(EXERCISE REQUIREMENTS): Read through the data and report every line in which the word "times" occurs.

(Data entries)

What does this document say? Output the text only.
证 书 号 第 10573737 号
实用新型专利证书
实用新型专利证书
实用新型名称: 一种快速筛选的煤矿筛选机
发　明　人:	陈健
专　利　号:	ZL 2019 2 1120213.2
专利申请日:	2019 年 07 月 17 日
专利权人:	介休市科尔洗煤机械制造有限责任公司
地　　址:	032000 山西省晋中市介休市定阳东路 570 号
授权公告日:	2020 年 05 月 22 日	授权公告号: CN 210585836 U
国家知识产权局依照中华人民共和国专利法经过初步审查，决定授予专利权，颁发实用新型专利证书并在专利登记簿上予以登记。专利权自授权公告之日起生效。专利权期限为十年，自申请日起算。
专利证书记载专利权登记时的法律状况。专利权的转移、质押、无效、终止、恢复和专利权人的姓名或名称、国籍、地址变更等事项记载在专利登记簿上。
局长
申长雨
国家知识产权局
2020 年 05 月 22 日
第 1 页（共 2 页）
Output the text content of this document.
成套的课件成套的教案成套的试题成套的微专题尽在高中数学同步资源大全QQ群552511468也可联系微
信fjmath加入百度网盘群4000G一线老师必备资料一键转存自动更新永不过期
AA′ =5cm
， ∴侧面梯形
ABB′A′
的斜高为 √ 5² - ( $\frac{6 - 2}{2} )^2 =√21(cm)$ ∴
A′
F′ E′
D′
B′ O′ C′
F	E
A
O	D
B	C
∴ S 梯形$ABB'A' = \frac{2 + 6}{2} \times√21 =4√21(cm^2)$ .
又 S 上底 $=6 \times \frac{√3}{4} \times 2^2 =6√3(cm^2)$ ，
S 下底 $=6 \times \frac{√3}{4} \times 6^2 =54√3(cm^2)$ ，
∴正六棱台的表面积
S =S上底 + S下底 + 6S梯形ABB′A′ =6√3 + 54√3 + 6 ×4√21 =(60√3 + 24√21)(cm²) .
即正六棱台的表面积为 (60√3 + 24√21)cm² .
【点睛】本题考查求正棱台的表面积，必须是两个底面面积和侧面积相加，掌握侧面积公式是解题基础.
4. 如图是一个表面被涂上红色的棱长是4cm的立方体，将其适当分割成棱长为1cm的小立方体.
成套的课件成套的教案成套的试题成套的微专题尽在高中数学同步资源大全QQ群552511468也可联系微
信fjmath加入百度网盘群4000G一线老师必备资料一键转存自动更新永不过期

(EXERCISE ANSWER):
∴ S 梯形$ABB'A' = \frac{2 + 6}{2} \times√21 =4√21(cm^2)$ .
又 S 上底 $=6 \times \frac{√3}{4} \times 2^2 =6√3(cm^2)$ ，
S 下底 $=6 \times \frac{√3}{4} \times 6^2 =54√3(cm^2)$ ，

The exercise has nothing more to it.